◆ Direction ◆
Quote all of the data below exactly, please.

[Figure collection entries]
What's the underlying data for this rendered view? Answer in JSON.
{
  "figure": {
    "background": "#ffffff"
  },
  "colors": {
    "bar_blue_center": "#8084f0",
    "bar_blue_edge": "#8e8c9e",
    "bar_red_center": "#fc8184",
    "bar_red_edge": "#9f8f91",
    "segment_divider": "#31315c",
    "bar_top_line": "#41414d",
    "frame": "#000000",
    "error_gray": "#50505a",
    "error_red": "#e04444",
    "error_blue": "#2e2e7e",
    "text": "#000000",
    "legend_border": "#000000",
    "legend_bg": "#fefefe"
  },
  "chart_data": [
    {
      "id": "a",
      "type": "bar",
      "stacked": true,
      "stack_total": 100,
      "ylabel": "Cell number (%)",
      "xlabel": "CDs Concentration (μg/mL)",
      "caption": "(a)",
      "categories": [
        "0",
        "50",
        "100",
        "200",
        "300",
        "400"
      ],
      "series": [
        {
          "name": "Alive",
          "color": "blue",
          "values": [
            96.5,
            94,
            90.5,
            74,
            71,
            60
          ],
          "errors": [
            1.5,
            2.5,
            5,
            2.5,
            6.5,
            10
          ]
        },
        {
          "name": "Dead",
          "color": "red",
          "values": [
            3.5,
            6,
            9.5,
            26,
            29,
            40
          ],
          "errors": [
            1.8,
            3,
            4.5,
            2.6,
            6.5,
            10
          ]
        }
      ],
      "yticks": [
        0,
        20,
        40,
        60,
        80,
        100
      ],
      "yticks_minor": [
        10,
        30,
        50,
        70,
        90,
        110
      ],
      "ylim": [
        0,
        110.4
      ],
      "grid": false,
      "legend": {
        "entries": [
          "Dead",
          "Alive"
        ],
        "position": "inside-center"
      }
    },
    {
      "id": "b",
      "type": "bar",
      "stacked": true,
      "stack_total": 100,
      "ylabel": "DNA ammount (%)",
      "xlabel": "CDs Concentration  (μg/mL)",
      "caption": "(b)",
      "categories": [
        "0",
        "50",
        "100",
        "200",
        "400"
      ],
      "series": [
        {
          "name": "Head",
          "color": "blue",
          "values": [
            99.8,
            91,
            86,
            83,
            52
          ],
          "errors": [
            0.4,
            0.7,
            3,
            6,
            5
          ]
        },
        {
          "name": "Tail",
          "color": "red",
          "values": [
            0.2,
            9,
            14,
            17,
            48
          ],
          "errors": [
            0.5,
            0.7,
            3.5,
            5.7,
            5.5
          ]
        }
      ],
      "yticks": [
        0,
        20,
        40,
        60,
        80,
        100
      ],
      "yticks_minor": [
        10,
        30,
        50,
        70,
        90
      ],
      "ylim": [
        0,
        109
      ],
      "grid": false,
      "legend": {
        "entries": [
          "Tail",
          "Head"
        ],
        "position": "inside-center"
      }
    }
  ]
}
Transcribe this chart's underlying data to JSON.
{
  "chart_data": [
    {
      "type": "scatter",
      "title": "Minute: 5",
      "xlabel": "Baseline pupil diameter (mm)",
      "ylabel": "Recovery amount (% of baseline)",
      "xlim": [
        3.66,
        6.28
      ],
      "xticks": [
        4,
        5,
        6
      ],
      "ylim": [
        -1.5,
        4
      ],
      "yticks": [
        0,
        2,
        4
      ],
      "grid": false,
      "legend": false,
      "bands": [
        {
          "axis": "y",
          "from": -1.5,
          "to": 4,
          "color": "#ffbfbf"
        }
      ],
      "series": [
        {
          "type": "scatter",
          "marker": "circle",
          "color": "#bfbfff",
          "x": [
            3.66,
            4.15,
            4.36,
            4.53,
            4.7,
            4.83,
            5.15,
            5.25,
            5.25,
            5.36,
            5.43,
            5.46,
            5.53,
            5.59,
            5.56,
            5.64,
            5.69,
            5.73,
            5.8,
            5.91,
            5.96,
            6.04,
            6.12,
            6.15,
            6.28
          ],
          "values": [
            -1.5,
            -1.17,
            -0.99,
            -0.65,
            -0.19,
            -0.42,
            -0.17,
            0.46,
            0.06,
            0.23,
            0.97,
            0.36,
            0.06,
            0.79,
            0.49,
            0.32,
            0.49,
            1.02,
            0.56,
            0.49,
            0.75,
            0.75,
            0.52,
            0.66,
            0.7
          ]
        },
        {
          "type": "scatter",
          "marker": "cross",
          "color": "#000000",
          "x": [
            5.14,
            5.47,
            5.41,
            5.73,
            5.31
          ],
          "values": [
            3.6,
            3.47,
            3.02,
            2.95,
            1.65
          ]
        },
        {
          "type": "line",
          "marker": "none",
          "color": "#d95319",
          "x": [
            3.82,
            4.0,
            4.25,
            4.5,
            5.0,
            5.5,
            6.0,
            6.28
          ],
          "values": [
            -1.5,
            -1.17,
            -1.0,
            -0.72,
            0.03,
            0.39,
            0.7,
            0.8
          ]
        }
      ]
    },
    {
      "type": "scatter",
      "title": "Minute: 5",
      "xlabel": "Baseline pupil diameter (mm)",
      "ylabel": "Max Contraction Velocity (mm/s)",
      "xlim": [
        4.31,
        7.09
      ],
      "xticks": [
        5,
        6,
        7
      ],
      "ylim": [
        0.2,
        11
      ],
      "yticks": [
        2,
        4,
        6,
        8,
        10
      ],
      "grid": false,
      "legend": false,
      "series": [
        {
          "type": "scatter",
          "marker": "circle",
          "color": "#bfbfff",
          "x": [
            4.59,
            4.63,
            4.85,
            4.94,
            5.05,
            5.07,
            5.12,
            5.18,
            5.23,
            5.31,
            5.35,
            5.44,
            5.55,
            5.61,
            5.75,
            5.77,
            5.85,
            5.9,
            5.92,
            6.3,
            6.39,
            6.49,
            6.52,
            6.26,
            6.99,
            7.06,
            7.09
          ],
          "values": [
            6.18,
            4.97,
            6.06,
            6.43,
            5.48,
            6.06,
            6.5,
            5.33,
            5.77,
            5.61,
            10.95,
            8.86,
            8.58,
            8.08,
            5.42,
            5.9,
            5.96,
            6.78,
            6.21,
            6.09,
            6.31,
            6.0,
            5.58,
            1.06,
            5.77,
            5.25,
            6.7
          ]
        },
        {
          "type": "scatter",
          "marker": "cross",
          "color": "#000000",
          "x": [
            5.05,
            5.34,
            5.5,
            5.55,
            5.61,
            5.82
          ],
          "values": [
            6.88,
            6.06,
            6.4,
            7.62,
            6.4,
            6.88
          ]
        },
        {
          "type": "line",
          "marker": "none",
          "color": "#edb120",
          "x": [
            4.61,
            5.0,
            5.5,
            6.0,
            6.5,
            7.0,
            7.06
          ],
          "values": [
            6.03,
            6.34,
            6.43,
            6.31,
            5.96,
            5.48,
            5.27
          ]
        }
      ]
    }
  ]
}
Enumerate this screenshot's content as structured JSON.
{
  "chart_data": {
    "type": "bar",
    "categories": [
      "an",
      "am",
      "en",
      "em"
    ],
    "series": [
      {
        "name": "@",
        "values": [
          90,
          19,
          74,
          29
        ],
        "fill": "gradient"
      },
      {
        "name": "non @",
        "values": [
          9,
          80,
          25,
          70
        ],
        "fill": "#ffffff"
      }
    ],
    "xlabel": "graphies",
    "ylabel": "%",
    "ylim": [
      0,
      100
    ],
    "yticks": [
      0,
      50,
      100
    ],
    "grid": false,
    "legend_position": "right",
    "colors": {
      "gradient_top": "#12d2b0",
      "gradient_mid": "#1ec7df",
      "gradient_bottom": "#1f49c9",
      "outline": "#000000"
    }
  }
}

◆ Full output ◆
What's the underlying data for this rendered view? Answer in JSON.
{
  "figure": {
    "background": "#ffffff"
  },
  "colors": {
    "bar_blue_center": "#8084f0",
    "bar_blue_edge": "#8e8c9e",
    "bar_red_center": "#fc8184",
    "bar_red_edge": "#9f8f91",
    "segment_divider": "#31315c",
    "bar_top_line": "#41414d",
    "frame": "#000000",
    "error_gray": "#50505a",
    "error_red": "#e04444",
    "error_blue": "#2e2e7e",
    "text": "#000000",
    "legend_border": "#000000",
    "legend_bg": "#fefefe"
  },
  "chart_data": [
    {
      "id": "a",
      "type": "bar",
      "stacked": true,
      "stack_total": 100,
      "ylabel": "Cell number (%)",
      "xlabel": "CDs Concentration (μg/mL)",
      "caption": "(a)",
      "categories": [
        "0",
        "50",
        "100",
        "200",
        "300",
        "400"
      ],
      "series": [
        {
          "name": "Alive",
          "color": "blue",
          "values": [
            96.5,
            94,
            90.5,
            74,
            71,
            60
          ],
          "errors": [
            1.5,
            2.5,
            5,
            2.5,
            6.5,
            10
          ]
        },
        {
          "name": "Dead",
          "color": "red",
          "values": [
            3.5,
            6,
            9.5,
            26,
            29,
            40
          ],
          "errors": [
            1.8,
            3,
            4.5,
            2.6,
            6.5,
            10
          ]
        }
      ],
      "yticks": [
        0,
        20,
        40,
        60,
        80,
        100
      ],
      "yticks_minor": [
        10,
        30,
        50,
        70,
        90,
        110
      ],
      "ylim": [
        0,
        110.4
      ],
      "grid": false,
      "legend": {
        "entries": [
          "Dead",
          "Alive"
        ],
        "position": "inside-center"
      }
    },
    {
      "id": "b",
      "type": "bar",
      "stacked": true,
      "stack_total": 100,
      "ylabel": "DNA ammount (%)",
      "xlabel": "CDs Concentration  (μg/mL)",
      "caption": "(b)",
      "categories": [
        "0",
        "50",
        "100",
        "200",
        "400"
      ],
      "series": [
        {
          "name": "Head",
          "color": "blue",
          "values": [
            99.8,
            91,
            86,
            83,
            52
          ],
          "errors": [
            0.4,
            0.7,
            3,
            6,
            5
          ]
        },
        {
          "name": "Tail",
          "color": "red",
          "values": [
            0.2,
            9,
            14,
            17,
            48
          ],
          "errors": [
            0.5,
            0.7,
            3.5,
            5.7,
            5.5
          ]
        }
      ],
      "yticks": [
        0,
        20,
        40,
        60,
        80,
        100
      ],
      "yticks_minor": [
        10,
        30,
        50,
        70,
        90
      ],
      "ylim": [
        0,
        109
      ],
      "grid": false,
      "legend": {
        "entries": [
          "Tail",
          "Head"
        ],
        "position": "inside-center"
      }
    }
  ]
}
Transcribe this chart's underlying data to JSON.
{
  "chart_data": [
    {
      "type": "scatter",
      "title": "Minute: 5",
      "xlabel": "Baseline pupil diameter (mm)",
      "ylabel": "Recovery amount (% of baseline)",
      "xlim": [
        3.66,
        6.28
      ],
      "xticks": [
        4,
        5,
        6
      ],
      "ylim": [
        -1.5,
        4
      ],
      "yticks": [
        0,
        2,
        4
      ],
      "grid": false,
      "legend": false,
      "bands": [
        {
          "axis": "y",
          "from": -1.5,
          "to": 4,
          "color": "#ffbfbf"
        }
      ],
      "series": [
        {
          "type": "scatter",
          "marker": "circle",
          "color": "#bfbfff",
          "x": [
            3.66,
            4.15,
            4.36,
            4.53,
            4.7,
            4.83,
            5.15,
            5.25,
            5.25,
            5.36,
            5.43,
            5.46,
            5.53,
            5.59,
            5.56,
            5.64,
            5.69,
            5.73,
            5.8,
            5.91,
            5.96,
            6.04,
            6.12,
            6.15,
            6.28
          ],
          "values": [
            -1.5,
            -1.17,
            -0.99,
            -0.65,
            -0.19,
            -0.42,
            -0.17,
            0.46,
            0.06,
            0.23,
            0.97,
            0.36,
            0.06,
            0.79,
            0.49,
            0.32,
            0.49,
            1.02,
            0.56,
            0.49,
            0.75,
            0.75,
            0.52,
            0.66,
            0.7
          ]
        },
        {
          "type": "scatter",
          "marker": "cross",
          "color": "#000000",
          "x": [
            5.14,
            5.47,
            5.41,
            5.73,
            5.31
          ],
          "values": [
            3.6,
            3.47,
            3.02,
            2.95,
            1.65
          ]
        },
        {
          "type": "line",
          "marker": "none",
          "color": "#d95319",
          "x": [
            3.82,
            4.0,
            4.25,
            4.5,
            5.0,
            5.5,
            6.0,
            6.28
          ],
          "values": [
            -1.5,
            -1.17,
            -1.0,
            -0.72,
            0.03,
            0.39,
            0.7,
            0.8
          ]
        }
      ]
    },
    {
      "type": "scatter",
      "title": "Minute: 5",
      "xlabel": "Baseline pupil diameter (mm)",
      "ylabel": "Max Contraction Velocity (mm/s)",
      "xlim": [
        4.31,
        7.09
      ],
      "xticks": [
        5,
        6,
        7
      ],
      "ylim": [
        0.2,
        11
      ],
      "yticks": [
        2,
        4,
        6,
        8,
        10
      ],
      "grid": false,
      "legend": false,
      "series": [
        {
          "type": "scatter",
          "marker": "circle",
          "color": "#bfbfff",
          "x": [
            4.59,
            4.63,
            4.85,
            4.94,
            5.05,
            5.07,
            5.12,
            5.18,
            5.23,
            5.31,
            5.35,
            5.44,
            5.55,
            5.61,
            5.75,
            5.77,
            5.85,
            5.9,
            5.92,
            6.3,
            6.39,
            6.49,
            6.52,
            6.26,
            6.99,
            7.06,
            7.09
          ],
          "values": [
            6.18,
            4.97,
            6.06,
            6.43,
            5.48,
            6.06,
            6.5,
            5.33,
            5.77,
            5.61,
            10.95,
            8.86,
            8.58,
            8.08,
            5.42,
            5.9,
            5.96,
            6.78,
            6.21,
            6.09,
            6.31,
            6.0,
            5.58,
            1.06,
            5.77,
            5.25,
            6.7
          ]
        },
        {
          "type": "scatter",
          "marker": "cross",
          "color": "#000000",
          "x": [
            5.05,
            5.34,
            5.5,
            5.55,
            5.61,
            5.82
          ],
          "values": [
            6.88,
            6.06,
            6.4,
            7.62,
            6.4,
            6.88
          ]
        },
        {
          "type": "line",
          "marker": "none",
          "color": "#edb120",
          "x": [
            4.61,
            5.0,
            5.5,
            6.0,
            6.5,
            7.0,
            7.06
          ],
          "values": [
            6.03,
            6.34,
            6.43,
            6.31,
            5.96,
            5.48,
            5.27
          ]
        }
      ]
    }
  ]
}
Enumerate this screenshot's content as structured JSON.
{
  "chart_data": {
    "type": "bar",
    "categories": [
      "an",
      "am",
      "en",
      "em"
    ],
    "series": [
      {
        "name": "@",
        "values": [
          90,
          19,
          74,
          29
        ],
        "fill": "gradient"
      },
      {
        "name": "non @",
        "values": [
          9,
          80,
          25,
          70
        ],
        "fill": "#ffffff"
      }
    ],
    "xlabel": "graphies",
    "ylabel": "%",
    "ylim": [
      0,
      100
    ],
    "yticks": [
      0,
      50,
      100
    ],
    "grid": false,
    "legend_position": "right",
    "colors": {
      "gradient_top": "#12d2b0",
      "gradient_mid": "#1ec7df",
      "gradient_bottom": "#1f49c9",
      "outline": "#000000"
    }
  }
}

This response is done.